To do:
Give the count of lines that include the string "different". Add nothing to it.

Stored rows:

# # # # #

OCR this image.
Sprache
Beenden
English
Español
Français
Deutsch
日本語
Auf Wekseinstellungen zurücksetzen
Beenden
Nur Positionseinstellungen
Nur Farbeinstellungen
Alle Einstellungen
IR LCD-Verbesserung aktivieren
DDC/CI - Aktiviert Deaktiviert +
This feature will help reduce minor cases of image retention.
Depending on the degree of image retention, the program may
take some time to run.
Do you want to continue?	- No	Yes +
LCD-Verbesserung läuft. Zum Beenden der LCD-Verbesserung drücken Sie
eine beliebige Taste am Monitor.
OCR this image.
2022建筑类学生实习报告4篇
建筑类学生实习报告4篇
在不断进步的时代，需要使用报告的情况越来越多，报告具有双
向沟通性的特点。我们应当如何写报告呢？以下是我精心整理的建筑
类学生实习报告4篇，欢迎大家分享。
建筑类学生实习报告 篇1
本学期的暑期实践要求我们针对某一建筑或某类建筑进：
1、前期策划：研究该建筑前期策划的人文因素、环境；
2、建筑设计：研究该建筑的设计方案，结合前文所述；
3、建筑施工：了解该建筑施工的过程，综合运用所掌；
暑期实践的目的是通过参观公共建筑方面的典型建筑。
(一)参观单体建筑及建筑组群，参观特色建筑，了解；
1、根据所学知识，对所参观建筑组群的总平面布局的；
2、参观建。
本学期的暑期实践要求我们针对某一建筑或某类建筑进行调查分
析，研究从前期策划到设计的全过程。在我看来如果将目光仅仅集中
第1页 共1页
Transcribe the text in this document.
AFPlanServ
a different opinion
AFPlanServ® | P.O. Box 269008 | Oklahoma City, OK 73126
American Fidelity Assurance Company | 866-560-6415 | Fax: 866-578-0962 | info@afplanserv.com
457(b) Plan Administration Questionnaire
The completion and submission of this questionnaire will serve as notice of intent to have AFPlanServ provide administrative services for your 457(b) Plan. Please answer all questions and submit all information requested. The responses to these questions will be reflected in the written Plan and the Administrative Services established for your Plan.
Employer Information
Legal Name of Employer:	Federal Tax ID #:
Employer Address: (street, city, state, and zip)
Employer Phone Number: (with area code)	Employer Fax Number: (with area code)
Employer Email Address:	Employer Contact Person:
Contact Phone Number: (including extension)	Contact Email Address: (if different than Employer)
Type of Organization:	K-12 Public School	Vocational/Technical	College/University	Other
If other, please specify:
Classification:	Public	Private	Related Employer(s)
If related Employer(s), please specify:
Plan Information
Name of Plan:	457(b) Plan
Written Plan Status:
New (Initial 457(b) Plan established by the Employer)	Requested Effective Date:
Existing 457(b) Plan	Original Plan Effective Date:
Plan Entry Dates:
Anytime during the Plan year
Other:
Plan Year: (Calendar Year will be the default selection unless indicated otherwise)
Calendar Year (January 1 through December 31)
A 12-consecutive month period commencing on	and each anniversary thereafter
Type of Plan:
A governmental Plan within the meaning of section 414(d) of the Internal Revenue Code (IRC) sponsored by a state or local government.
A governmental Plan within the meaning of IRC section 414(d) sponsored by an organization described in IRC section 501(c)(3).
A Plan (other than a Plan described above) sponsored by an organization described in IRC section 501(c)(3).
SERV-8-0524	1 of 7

# # # # #

Task result:
2